— Start —

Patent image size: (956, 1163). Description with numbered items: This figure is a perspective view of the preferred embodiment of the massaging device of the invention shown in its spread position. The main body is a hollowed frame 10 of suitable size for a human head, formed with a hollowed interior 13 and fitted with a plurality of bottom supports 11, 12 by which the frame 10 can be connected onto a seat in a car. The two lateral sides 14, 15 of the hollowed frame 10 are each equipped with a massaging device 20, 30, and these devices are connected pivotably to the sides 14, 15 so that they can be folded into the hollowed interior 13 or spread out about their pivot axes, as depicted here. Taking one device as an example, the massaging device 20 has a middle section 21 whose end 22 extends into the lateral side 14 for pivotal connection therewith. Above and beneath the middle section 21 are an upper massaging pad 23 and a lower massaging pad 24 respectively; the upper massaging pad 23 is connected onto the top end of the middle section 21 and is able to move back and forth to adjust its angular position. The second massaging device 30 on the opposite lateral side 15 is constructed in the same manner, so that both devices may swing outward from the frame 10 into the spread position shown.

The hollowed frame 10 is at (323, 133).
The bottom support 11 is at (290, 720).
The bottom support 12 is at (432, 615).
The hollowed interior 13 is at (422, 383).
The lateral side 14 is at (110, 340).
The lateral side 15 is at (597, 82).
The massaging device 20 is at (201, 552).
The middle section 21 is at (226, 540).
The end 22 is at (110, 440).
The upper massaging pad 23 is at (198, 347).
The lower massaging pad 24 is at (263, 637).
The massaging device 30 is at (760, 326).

— End —
— Start —

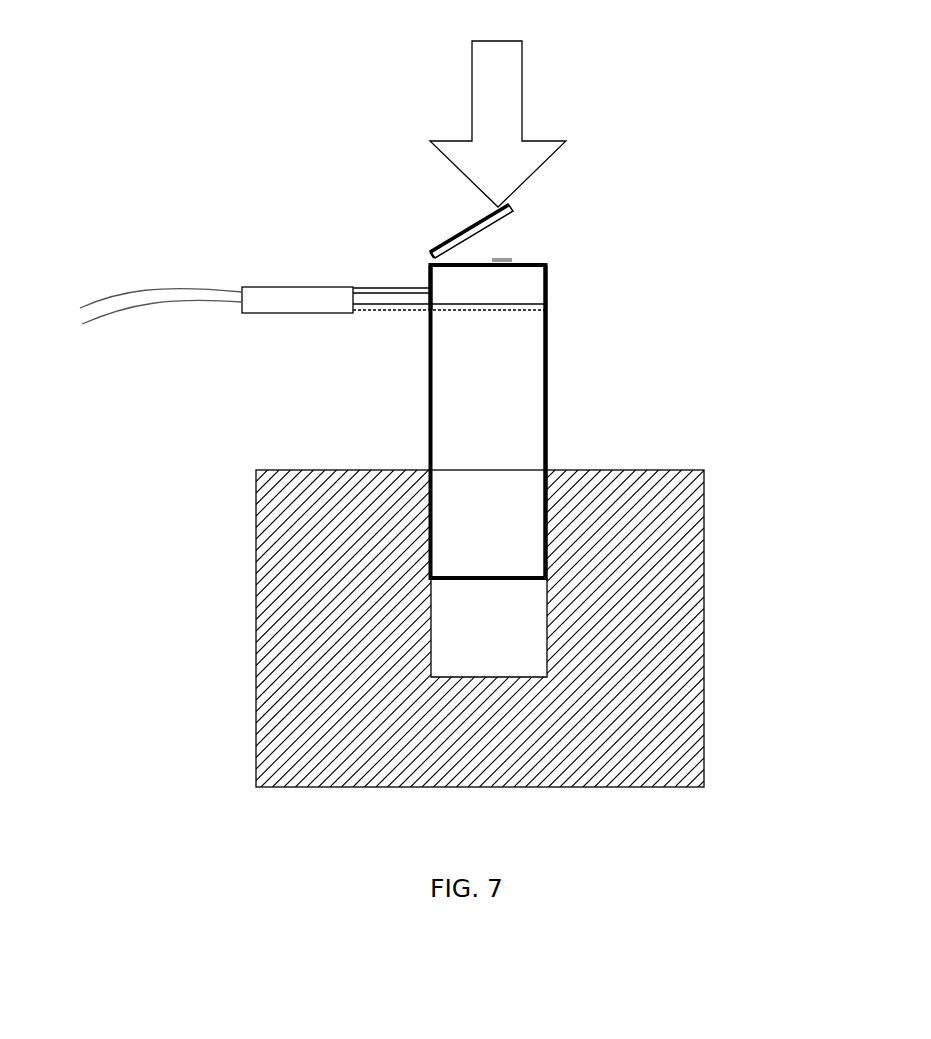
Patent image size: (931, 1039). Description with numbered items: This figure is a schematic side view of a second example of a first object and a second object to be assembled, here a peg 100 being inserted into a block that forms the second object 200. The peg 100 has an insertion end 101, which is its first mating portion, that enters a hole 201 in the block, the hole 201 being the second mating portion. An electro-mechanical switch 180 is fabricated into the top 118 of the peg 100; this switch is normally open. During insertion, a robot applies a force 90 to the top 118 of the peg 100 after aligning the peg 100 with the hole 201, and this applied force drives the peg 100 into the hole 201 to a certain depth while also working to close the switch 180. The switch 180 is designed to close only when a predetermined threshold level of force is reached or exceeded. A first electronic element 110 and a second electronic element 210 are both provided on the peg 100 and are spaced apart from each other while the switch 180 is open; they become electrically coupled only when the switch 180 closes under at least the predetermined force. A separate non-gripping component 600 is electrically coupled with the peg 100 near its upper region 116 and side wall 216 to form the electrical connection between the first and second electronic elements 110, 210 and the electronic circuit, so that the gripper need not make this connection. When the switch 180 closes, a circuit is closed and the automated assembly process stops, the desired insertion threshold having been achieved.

— End —
— Start —

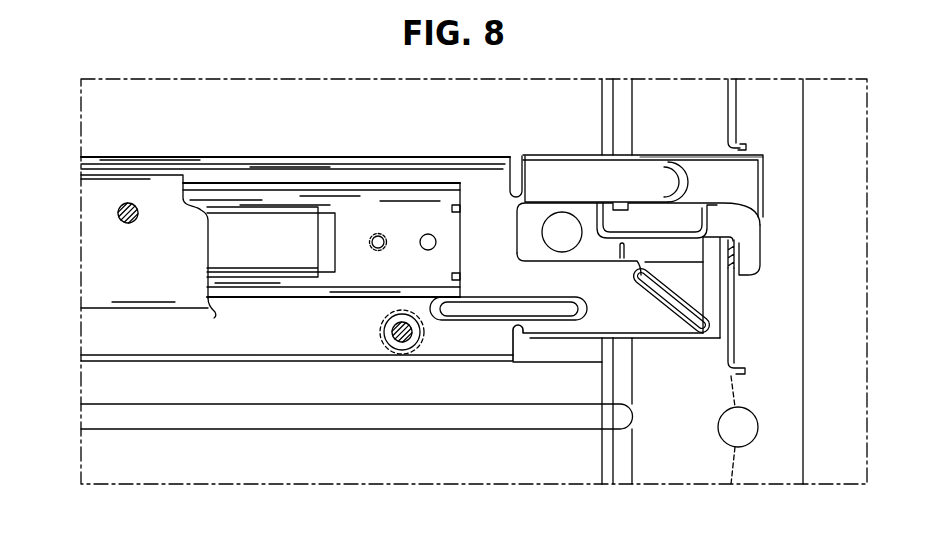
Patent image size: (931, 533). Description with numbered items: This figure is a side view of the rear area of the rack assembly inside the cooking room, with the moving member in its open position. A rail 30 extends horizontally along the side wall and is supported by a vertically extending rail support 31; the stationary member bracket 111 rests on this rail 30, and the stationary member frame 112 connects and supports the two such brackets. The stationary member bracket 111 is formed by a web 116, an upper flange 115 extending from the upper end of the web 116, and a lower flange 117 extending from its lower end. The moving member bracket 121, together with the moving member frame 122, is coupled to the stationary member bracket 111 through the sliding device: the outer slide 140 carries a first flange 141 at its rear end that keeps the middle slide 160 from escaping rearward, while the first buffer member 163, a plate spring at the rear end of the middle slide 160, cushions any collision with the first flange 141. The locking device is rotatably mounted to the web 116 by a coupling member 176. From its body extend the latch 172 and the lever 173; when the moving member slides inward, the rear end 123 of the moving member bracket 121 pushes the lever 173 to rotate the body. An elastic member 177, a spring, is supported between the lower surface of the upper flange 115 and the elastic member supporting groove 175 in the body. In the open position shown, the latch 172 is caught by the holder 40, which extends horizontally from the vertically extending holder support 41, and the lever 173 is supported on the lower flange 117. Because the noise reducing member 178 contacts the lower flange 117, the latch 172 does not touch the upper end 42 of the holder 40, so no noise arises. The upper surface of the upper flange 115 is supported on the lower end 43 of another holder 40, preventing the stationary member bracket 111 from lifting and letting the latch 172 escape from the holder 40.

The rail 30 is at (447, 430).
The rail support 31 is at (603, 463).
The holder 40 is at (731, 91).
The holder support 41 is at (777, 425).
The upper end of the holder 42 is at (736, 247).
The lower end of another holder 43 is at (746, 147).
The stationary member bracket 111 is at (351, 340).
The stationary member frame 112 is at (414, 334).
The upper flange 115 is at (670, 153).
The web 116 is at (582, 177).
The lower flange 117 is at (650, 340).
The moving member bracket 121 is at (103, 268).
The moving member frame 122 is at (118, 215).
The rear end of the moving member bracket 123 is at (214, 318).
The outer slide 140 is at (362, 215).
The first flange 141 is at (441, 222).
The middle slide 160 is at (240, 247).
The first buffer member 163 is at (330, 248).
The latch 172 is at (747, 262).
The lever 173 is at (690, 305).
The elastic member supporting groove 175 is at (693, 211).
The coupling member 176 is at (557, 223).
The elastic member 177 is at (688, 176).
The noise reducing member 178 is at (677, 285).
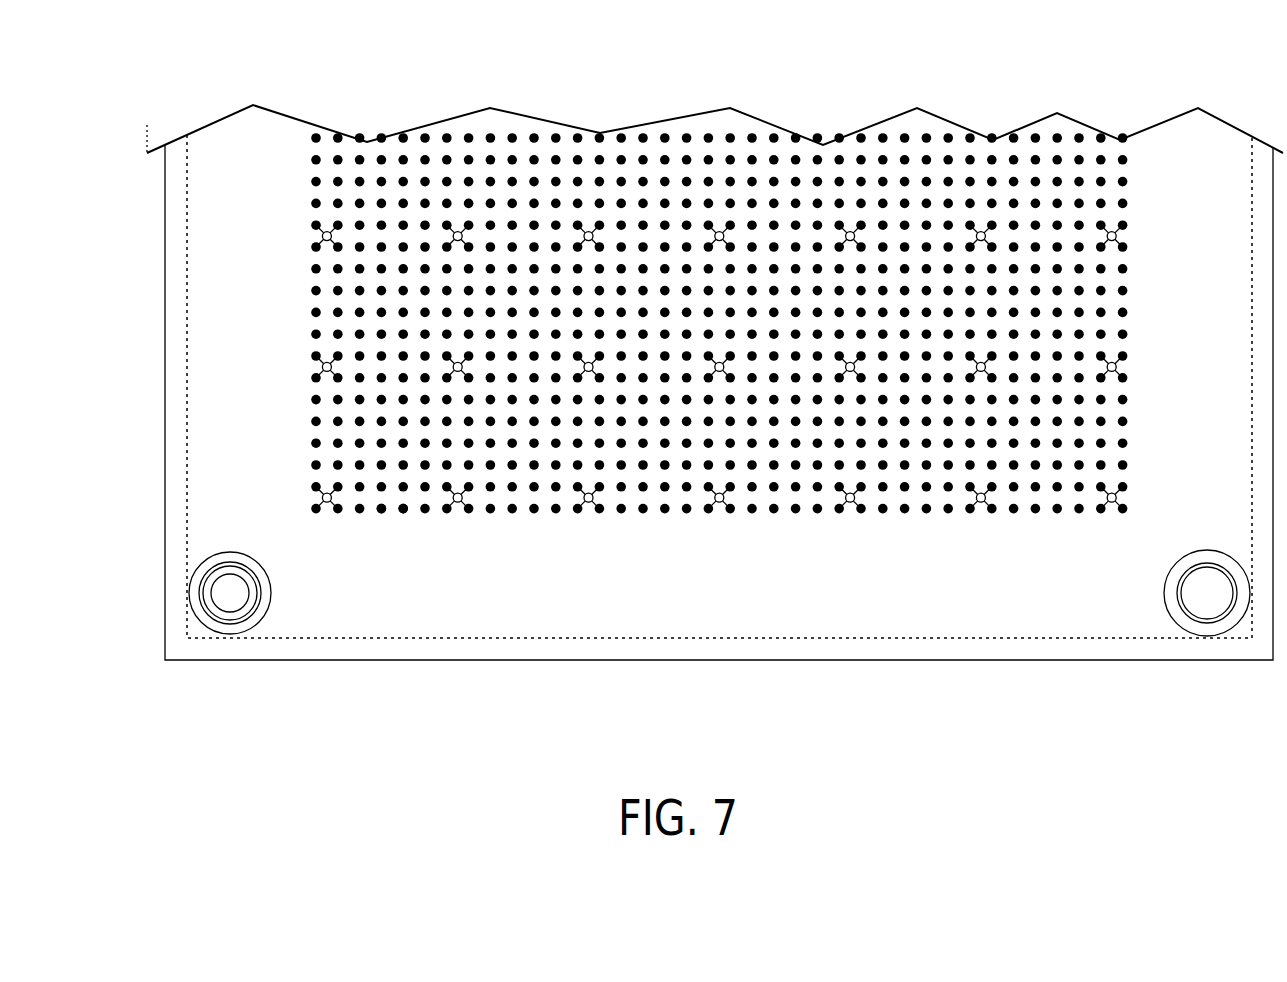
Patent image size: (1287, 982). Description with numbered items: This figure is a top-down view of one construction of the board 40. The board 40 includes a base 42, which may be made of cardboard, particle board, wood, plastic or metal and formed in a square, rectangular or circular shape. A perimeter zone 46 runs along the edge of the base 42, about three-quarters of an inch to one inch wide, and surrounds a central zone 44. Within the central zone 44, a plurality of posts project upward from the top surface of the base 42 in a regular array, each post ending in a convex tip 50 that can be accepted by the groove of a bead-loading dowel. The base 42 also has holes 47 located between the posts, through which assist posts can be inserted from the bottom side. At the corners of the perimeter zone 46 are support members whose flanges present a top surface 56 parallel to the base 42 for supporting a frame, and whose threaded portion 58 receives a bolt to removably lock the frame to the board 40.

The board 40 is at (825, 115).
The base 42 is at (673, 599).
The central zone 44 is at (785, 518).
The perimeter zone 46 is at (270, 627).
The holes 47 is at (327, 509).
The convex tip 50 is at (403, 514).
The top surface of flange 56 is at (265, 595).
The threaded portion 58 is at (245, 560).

— End —

Copy out the lines above, from the line containing "Patent image size: (956, 1163)." through the line containing "The massaging device 30 is at (760, 326).", with both of those lines included.

Patent image size: (956, 1163). Description with numbered items: This figure is a perspective view of the preferred embodiment of the massaging device of the invention shown in its spread position. The main body is a hollowed frame 10 of suitable size for a human head, formed with a hollowed interior 13 and fitted with a plurality of bottom supports 11, 12 by which the frame 10 can be connected onto a seat in a car. The two lateral sides 14, 15 of the hollowed frame 10 are each equipped with a massaging device 20, 30, and these devices are connected pivotably to the sides 14, 15 so that they can be folded into the hollowed interior 13 or spread out about their pivot axes, as depicted here. Taking one device as an example, the massaging device 20 has a middle section 21 whose end 22 extends into the lateral side 14 for pivotal connection therewith. Above and beneath the middle section 21 are an upper massaging pad 23 and a lower massaging pad 24 respectively; the upper massaging pad 23 is connected onto the top end of the middle section 21 and is able to move back and forth to adjust its angular position. The second massaging device 30 on the opposite lateral side 15 is constructed in the same manner, so that both devices may swing outward from the frame 10 into the spread position shown.

The hollowed frame 10 is at (323, 133).
The bottom support 11 is at (290, 720).
The bottom support 12 is at (432, 615).
The hollowed interior 13 is at (422, 383).
The lateral side 14 is at (110, 340).
The lateral side 15 is at (597, 82).
The massaging device 20 is at (201, 552).
The middle section 21 is at (226, 540).
The end 22 is at (110, 440).
The upper massaging pad 23 is at (198, 347).
The lower massaging pad 24 is at (263, 637).
The massaging device 30 is at (760, 326).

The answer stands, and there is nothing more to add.